◆ REQUIREMENT
Count how many lines hold the string "Joyce". Answer with that number and nothing more.

(Collection entries)
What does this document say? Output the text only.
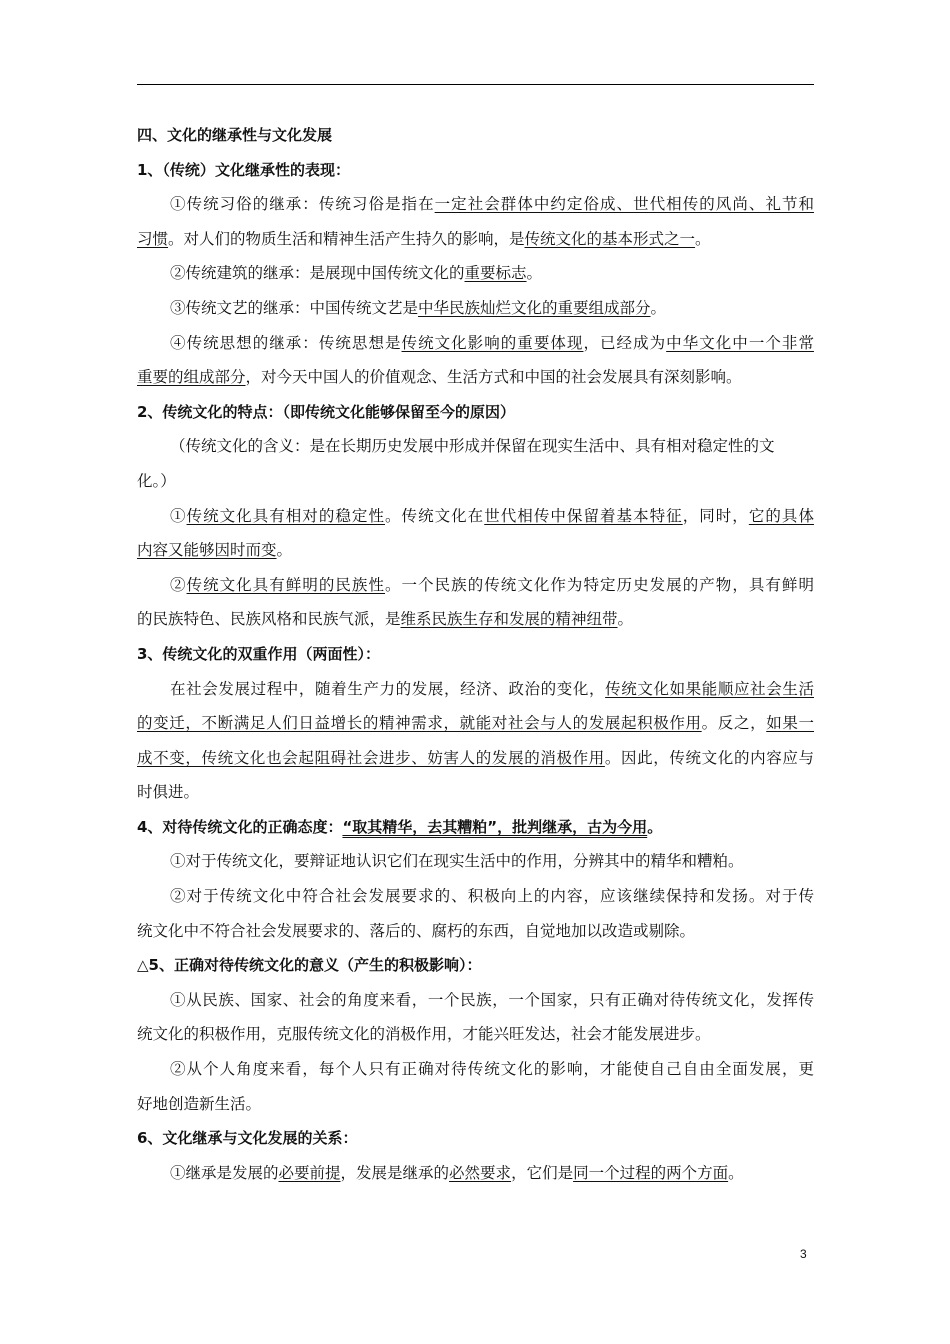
四、文化的继承性与文化发展
1、（传统）文化继承性的表现：
①传统习俗的继承：传统习俗是指在一定社会群体中约定俗成、世代相传的风尚、礼节和
习惯。对人们的物质生活和精神生活产生持久的影响，是传统文化的基本形式之一。
②传统建筑的继承：是展现中国传统文化的重要标志。
③传统文艺的继承：中国传统文艺是中华民族灿烂文化的重要组成部分。
④传统思想的继承：传统思想是传统文化影响的重要体现，已经成为中华文化中一个非常
重要的组成部分，对今天中国人的价值观念、生活方式和中国的社会发展具有深刻影响。
2、传统文化的特点：（即传统文化能够保留至今的原因）
（传统文化的含义：是在长期历史发展中形成并保留在现实生活中、具有相对稳定性的文
化。）
①传统文化具有相对的稳定性。传统文化在世代相传中保留着基本特征，同时，它的具体
内容又能够因时而变。
②传统文化具有鲜明的民族性。一个民族的传统文化作为特定历史发展的产物，具有鲜明
的民族特色、民族风格和民族气派，是维系民族生存和发展的精神纽带。
3、传统文化的双重作用（两面性）：
在社会发展过程中，随着生产力的发展，经济、政治的变化，传统文化如果能顺应社会生活
的变迁，不断满足人们日益增长的精神需求，就能对社会与人的发展起积极作用。反之，如果一
成不变，传统文化也会起阻碍社会进步、妨害人的发展的消极作用。因此，传统文化的内容应与
时俱进。
4、对待传统文化的正确态度：“取其精华，去其糟粕”，批判继承，古为今用。
①对于传统文化，要辩证地认识它们在现实生活中的作用，分辨其中的精华和糟粕。
②对于传统文化中符合社会发展要求的、积极向上的内容，应该继续保持和发扬。对于传
统文化中不符合社会发展要求的、落后的、腐朽的东西，自觉地加以改造或剔除。
△5、正确对待传统文化的意义（产生的积极影响）：
①从民族、国家、社会的角度来看，一个民族，一个国家，只有正确对待传统文化，发挥传
统文化的积极作用，克服传统文化的消极作用，才能兴旺发达，社会才能发展进步。
②从个人角度来看，每个人只有正确对待传统文化的影响，才能使自己自由全面发展，更
好地创造新生活。
6、文化继承与文化发展的关系：
①继承是发展的必要前提，发展是继承的必然要求，它们是同一个过程的两个方面。
3
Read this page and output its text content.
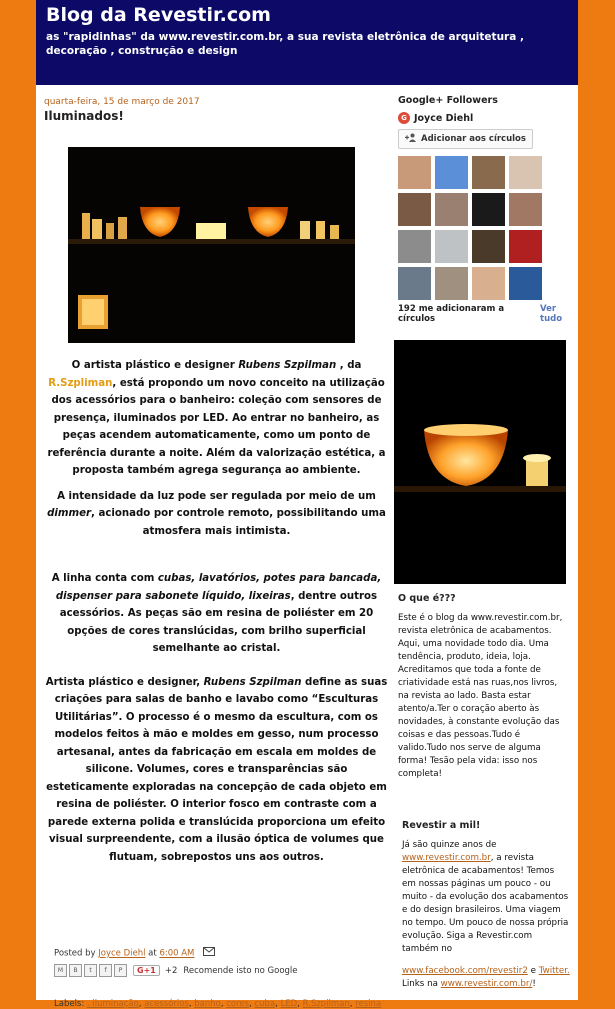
Blog da Revestir.com
as "rapidinhas" da www.revestir.com.br, a sua revista eletrônica de arquitetura , decoração , construção e design
quarta-feira, 15 de março de 2017
Iluminados!

O artista plástico e designer Rubens Szpilman , da R.Szpliman, está propondo um novo conceito na utilização dos acessórios para o banheiro: coleção com sensores de presença, iluminados por LED. Ao entrar no banheiro, as peças acendem automaticamente, como um ponto de referência durante a noite. Além da valorização estética, a proposta também agrega segurança ao ambiente.

A intensidade da luz pode ser regulada por meio de um dimmer, acionado por controle remoto, possibilitando uma atmosfera mais intimista.

A linha conta com cubas, lavatórios, potes para bancada, dispenser para sabonete líquido, lixeiras, dentre outros acessórios. As peças são em resina de poliéster em 20 opções de cores translúcidas, com brilho superficial semelhante ao cristal.

Artista plástico e designer, Rubens Szpilman define as suas criações para salas de banho e lavabo como “Esculturas Utilitárias”. O processo é o mesmo da escultura, com os modelos feitos à mão e moldes em gesso, num processo artesanal, antes da fabricação em escala em moldes de silicone. Volumes, cores e transparências são esteticamente exploradas na concepção de cada objeto em resina de poliéster. O interior fosco em contraste com a parede externa polida e translúcida proporciona um efeito visual surpreendente, com a ilusão óptica de volumes que flutuam, sobrepostos uns aos outros.

Posted by Joyce Diehl at 6:00 AM
M	B	t	f	P	G+1	+2 Recomende isto no Google
Labels: . iluminação, acessórios, banho, cores, cuba, LED, R.Szpilman, resina
Google+ Followers
G Joyce Diehl
Adicionar aos círculos
192 me adicionaram a círculos
Ver tudo
O que é???
Este é o blog da www.revestir.com.br, revista eletrônica de acabamentos. Aqui, uma novidade todo dia. Uma tendência, produto, ideia, loja. Acreditamos que toda a fonte de criatividade está nas ruas,nos livros, na revista ao lado. Basta estar atento/a.Ter o coração aberto às novidades, à constante evolução das coisas e das pessoas.Tudo é valido.Tudo nos serve de alguma forma! Tesão pela vida: isso nos completa!
Revestir a mil!
Já são quinze anos de www.revestir.com.br, a revista eletrônica de acabamentos! Temos em nossas páginas um pouco - ou muito - da evolução dos acabamentos e do design brasileiros. Uma viagem no tempo. Um pouco de nossa própria evolução. Siga a Revestir.com também no
www.facebook.com/revestir2 e Twitter. Links na www.revestir.com.br/!
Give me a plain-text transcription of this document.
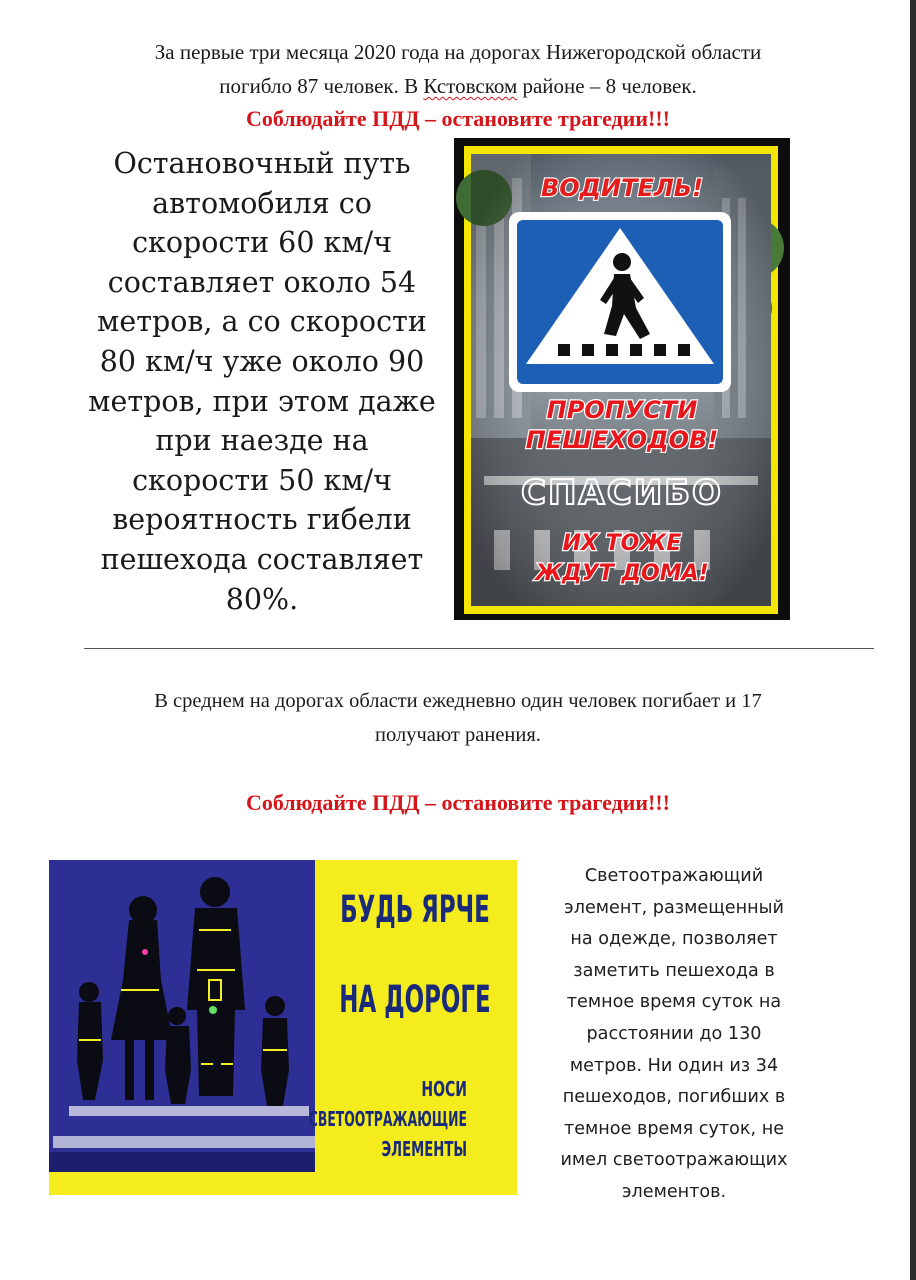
За первые три месяца 2020 года на дорогах Нижегородской области
погибло 87 человек. В Кстовском районе – 8 человек.
Соблюдайте ПДД – остановите трагедии!!!
Остановочный путь
автомобиля со
скорости 60 км/ч
составляет около 54
метров, а со скорости
80 км/ч уже около 90
метров, при этом даже
при наезде на
скорости 50 км/ч
вероятность гибели
пешехода составляет
80%.
ВОДИТЕЛЬ!
ПРОПУСТИ
ПЕШЕХОДОВ!
СПАСИБО
ИХ ТОЖЕ
ЖДУТ ДОМА!
В среднем на дорогах области ежедневно один человек погибает и 17
получают ранения.
Соблюдайте ПДД – остановите трагедии!!!
БУДЬ ЯРЧЕ
НА ДОРОГЕ
НОСИ
СВЕТООТРАЖАЮЩИЕ
ЭЛЕМЕНТЫ
Светоотражающий
элемент, размещенный
на одежде, позволяет
заметить пешехода в
темное время суток на
расстоянии до 130
метров. Ни один из 34
пешеходов, погибших в
темное время суток, не
имел светоотражающих
элементов.
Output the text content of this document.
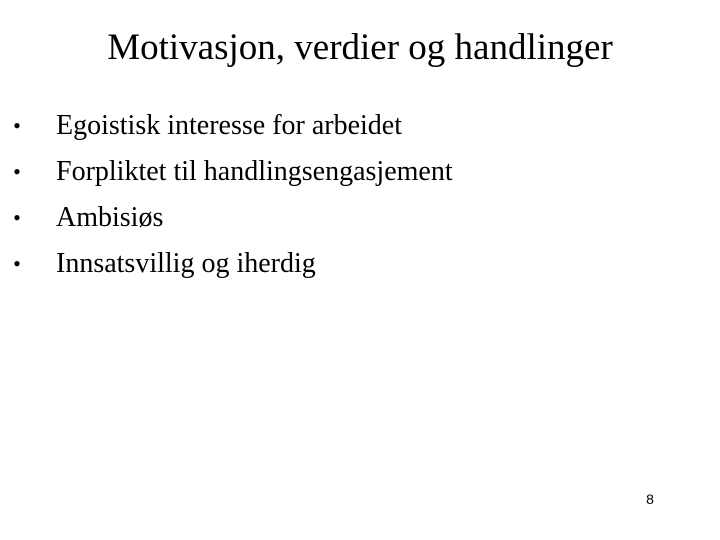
Motivasjon, verdier og handlinger
• Egoistisk interesse for arbeidet
• Forpliktet til handlingsengasjement
• Ambisiøs
• Innsatsvillig og iherdig
8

◆ ANSWER TO THE TASK
2